> [Written task]
What is the number of lines in the data holding the word "ſupérieure"? Give that number by itself.

• • •

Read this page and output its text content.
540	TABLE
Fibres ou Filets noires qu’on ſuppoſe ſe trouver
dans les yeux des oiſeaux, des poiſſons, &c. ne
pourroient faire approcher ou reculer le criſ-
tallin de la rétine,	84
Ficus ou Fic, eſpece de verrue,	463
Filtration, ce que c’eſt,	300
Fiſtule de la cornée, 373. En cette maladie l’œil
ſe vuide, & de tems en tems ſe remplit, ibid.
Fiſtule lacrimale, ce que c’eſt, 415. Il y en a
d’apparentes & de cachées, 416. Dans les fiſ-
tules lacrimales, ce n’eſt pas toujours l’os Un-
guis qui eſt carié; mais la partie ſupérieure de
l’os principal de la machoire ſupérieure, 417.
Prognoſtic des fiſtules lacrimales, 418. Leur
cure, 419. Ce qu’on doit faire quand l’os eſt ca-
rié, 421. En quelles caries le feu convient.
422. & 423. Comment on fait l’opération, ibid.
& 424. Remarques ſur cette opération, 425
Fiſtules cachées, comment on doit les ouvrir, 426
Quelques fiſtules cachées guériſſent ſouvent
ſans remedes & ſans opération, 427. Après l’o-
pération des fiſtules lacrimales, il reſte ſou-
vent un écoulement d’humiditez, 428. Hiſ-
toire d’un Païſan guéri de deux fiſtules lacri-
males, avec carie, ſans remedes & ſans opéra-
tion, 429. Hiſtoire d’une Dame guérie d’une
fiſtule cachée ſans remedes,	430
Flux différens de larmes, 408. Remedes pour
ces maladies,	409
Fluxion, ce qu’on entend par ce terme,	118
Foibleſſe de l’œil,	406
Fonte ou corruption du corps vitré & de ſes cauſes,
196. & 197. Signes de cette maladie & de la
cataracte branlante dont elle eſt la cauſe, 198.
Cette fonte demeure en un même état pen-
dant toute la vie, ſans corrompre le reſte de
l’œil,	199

• • •

> [Written answer]
2